* _PROBLEM DETAILS_
Your task is to reproduce exactly the lines from the line with "Output the text content of this document." through the end of the records below.

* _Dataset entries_
[start]
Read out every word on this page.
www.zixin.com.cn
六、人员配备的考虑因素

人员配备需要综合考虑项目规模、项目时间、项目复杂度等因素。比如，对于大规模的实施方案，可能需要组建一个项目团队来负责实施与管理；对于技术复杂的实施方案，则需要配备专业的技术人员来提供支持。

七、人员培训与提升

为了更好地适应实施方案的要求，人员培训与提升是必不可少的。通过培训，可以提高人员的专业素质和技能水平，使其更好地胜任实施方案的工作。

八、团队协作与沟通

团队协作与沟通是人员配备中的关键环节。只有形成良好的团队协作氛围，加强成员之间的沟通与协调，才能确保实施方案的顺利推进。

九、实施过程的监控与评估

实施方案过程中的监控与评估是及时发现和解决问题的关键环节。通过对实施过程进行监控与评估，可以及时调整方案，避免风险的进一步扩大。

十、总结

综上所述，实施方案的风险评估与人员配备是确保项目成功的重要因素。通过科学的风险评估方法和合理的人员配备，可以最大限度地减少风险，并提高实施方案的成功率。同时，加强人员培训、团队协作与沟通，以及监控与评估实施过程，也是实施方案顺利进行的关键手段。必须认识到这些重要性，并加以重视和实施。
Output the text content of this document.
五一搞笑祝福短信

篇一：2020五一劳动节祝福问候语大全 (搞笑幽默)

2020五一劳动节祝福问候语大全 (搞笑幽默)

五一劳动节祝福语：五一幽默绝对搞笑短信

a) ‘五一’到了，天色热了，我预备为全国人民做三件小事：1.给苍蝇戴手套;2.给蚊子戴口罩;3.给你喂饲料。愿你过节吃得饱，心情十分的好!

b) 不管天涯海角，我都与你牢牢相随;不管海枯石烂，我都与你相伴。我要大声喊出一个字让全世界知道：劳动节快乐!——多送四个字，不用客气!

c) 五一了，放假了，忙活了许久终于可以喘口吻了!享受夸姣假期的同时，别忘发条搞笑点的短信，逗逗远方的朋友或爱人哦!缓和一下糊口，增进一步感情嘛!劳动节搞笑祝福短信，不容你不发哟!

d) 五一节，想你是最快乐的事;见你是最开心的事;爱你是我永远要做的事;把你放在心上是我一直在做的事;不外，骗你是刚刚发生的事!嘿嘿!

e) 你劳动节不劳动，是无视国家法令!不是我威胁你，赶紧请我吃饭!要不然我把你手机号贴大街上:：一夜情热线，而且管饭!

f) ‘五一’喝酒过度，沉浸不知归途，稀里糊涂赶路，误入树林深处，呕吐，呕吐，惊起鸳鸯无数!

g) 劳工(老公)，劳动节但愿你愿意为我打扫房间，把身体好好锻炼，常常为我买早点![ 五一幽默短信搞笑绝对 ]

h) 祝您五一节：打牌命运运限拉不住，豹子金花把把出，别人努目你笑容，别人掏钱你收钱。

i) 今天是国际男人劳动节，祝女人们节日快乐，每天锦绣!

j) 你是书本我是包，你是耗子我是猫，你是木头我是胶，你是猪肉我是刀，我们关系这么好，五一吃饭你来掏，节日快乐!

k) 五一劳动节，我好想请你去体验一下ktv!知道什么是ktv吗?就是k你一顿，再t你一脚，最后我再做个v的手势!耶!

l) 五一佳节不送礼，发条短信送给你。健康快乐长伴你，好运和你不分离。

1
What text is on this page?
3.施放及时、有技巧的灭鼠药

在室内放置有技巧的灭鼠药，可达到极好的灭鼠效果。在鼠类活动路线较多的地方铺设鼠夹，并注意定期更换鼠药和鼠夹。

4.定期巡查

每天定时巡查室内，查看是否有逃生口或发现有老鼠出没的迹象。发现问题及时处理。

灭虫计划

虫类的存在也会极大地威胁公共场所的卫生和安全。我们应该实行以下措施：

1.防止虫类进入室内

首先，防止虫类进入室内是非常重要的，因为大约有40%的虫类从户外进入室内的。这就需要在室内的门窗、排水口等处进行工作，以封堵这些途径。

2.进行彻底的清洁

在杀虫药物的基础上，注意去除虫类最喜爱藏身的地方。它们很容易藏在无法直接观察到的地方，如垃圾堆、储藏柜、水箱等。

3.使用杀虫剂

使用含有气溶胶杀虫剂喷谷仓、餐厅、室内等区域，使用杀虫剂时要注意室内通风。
[end]
* _WORKED SOLUTION_
Output the text content of this document.
五一搞笑祝福短信

篇一：2020五一劳动节祝福问候语大全 (搞笑幽默)

2020五一劳动节祝福问候语大全 (搞笑幽默)

五一劳动节祝福语：五一幽默绝对搞笑短信

a) ‘五一’到了，天色热了，我预备为全国人民做三件小事：1.给苍蝇戴手套;2.给蚊子戴口罩;3.给你喂饲料。愿你过节吃得饱，心情十分的好!

b) 不管天涯海角，我都与你牢牢相随;不管海枯石烂，我都与你相伴。我要大声喊出一个字让全世界知道：劳动节快乐!——多送四个字，不用客气!

c) 五一了，放假了，忙活了许久终于可以喘口吻了!享受夸姣假期的同时，别忘发条搞笑点的短信，逗逗远方的朋友或爱人哦!缓和一下糊口，增进一步感情嘛!劳动节搞笑祝福短信，不容你不发哟!

d) 五一节，想你是最快乐的事;见你是最开心的事;爱你是我永远要做的事;把你放在心上是我一直在做的事;不外，骗你是刚刚发生的事!嘿嘿!

e) 你劳动节不劳动，是无视国家法令!不是我威胁你，赶紧请我吃饭!要不然我把你手机号贴大街上:：一夜情热线，而且管饭!

f) ‘五一’喝酒过度，沉浸不知归途，稀里糊涂赶路，误入树林深处，呕吐，呕吐，惊起鸳鸯无数!

g) 劳工(老公)，劳动节但愿你愿意为我打扫房间，把身体好好锻炼，常常为我买早点![ 五一幽默短信搞笑绝对 ]

h) 祝您五一节：打牌命运运限拉不住，豹子金花把把出，别人努目你笑容，别人掏钱你收钱。

i) 今天是国际男人劳动节，祝女人们节日快乐，每天锦绣!

j) 你是书本我是包，你是耗子我是猫，你是木头我是胶，你是猪肉我是刀，我们关系这么好，五一吃饭你来掏，节日快乐!

k) 五一劳动节，我好想请你去体验一下ktv!知道什么是ktv吗?就是k你一顿，再t你一脚，最后我再做个v的手势!耶!

l) 五一佳节不送礼，发条短信送给你。健康快乐长伴你，好运和你不分离。

1
What text is on this page?
3.施放及时、有技巧的灭鼠药

在室内放置有技巧的灭鼠药，可达到极好的灭鼠效果。在鼠类活动路线较多的地方铺设鼠夹，并注意定期更换鼠药和鼠夹。

4.定期巡查

每天定时巡查室内，查看是否有逃生口或发现有老鼠出没的迹象。发现问题及时处理。

灭虫计划

虫类的存在也会极大地威胁公共场所的卫生和安全。我们应该实行以下措施：

1.防止虫类进入室内

首先，防止虫类进入室内是非常重要的，因为大约有40%的虫类从户外进入室内的。这就需要在室内的门窗、排水口等处进行工作，以封堵这些途径。

2.进行彻底的清洁

在杀虫药物的基础上，注意去除虫类最喜爱藏身的地方。它们很容易藏在无法直接观察到的地方，如垃圾堆、储藏柜、水箱等。

3.使用杀虫剂

使用含有气溶胶杀虫剂喷谷仓、餐厅、室内等区域，使用杀虫剂时要注意室内通风。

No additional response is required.